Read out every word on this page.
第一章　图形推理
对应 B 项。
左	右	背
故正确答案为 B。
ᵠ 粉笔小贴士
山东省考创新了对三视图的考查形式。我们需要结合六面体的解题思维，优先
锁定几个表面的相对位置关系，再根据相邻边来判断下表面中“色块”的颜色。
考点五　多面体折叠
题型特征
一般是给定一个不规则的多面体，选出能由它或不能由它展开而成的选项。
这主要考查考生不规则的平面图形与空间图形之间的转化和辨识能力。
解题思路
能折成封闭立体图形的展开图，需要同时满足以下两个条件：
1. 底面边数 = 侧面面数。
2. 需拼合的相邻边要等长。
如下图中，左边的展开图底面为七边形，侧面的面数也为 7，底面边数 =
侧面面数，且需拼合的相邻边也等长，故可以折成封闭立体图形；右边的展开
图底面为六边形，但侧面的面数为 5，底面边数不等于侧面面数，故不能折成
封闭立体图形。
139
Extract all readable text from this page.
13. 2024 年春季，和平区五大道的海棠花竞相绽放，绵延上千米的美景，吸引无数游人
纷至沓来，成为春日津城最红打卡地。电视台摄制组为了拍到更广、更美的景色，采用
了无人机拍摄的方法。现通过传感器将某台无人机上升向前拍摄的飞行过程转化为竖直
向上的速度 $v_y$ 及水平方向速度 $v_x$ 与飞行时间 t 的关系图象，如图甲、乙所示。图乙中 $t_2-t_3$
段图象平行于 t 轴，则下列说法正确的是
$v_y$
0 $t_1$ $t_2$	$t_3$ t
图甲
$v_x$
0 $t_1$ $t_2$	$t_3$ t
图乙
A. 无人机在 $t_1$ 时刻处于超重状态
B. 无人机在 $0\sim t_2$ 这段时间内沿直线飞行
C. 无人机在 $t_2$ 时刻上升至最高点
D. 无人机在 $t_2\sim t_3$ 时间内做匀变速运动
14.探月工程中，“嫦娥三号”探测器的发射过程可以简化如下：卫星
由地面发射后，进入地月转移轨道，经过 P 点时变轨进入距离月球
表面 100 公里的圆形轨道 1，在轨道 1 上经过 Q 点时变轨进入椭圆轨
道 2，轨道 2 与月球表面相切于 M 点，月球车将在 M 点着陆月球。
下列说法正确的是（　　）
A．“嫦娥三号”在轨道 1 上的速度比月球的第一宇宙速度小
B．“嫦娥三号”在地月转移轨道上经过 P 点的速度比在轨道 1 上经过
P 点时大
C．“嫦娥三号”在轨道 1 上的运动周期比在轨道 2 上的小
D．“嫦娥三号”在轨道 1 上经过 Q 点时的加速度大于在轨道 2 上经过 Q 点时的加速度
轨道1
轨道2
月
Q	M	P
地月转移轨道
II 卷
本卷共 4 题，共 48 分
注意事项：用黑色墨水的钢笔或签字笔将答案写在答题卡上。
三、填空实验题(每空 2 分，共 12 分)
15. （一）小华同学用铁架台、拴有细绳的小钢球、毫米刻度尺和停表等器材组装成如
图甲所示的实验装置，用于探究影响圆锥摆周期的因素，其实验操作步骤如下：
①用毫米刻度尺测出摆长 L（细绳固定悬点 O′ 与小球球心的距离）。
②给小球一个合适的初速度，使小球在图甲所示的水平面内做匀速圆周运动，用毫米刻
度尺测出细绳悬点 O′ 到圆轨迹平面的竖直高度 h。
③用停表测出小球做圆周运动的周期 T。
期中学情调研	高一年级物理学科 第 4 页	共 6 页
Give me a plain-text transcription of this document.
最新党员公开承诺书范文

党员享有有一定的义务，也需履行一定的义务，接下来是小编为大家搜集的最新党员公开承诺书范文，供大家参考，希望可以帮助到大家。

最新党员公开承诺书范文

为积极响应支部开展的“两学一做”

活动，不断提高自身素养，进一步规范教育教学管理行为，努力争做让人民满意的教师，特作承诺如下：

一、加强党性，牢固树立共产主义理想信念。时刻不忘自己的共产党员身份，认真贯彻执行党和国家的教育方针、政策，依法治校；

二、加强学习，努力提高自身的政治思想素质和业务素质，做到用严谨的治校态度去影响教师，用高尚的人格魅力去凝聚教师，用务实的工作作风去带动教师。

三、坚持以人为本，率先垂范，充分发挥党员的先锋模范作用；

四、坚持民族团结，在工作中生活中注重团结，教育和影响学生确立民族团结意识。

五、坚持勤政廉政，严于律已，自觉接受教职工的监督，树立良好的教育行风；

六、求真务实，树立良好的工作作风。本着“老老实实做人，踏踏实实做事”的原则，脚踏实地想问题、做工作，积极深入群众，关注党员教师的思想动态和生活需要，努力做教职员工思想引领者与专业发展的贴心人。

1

----

> [EXERCISE BRIEF] Write the lines out exactly, from the one with "Give me a plain-text" down to the last line of the listing, and leave out all others.

> [FULL SOLUTION]
Give me a plain-text transcription of this document.
最新党员公开承诺书范文

党员享有有一定的义务，也需履行一定的义务，接下来是小编为大家搜集的最新党员公开承诺书范文，供大家参考，希望可以帮助到大家。

最新党员公开承诺书范文

为积极响应支部开展的“两学一做”

活动，不断提高自身素养，进一步规范教育教学管理行为，努力争做让人民满意的教师，特作承诺如下：

一、加强党性，牢固树立共产主义理想信念。时刻不忘自己的共产党员身份，认真贯彻执行党和国家的教育方针、政策，依法治校；

二、加强学习，努力提高自身的政治思想素质和业务素质，做到用严谨的治校态度去影响教师，用高尚的人格魅力去凝聚教师，用务实的工作作风去带动教师。

三、坚持以人为本，率先垂范，充分发挥党员的先锋模范作用；

四、坚持民族团结，在工作中生活中注重团结，教育和影响学生确立民族团结意识。

五、坚持勤政廉政，严于律已，自觉接受教职工的监督，树立良好的教育行风；

六、求真务实，树立良好的工作作风。本着“老老实实做人，踏踏实实做事”的原则，脚踏实地想问题、做工作，积极深入群众，关注党员教师的思想动态和生活需要，努力做教职员工思想引领者与专业发展的贴心人。

1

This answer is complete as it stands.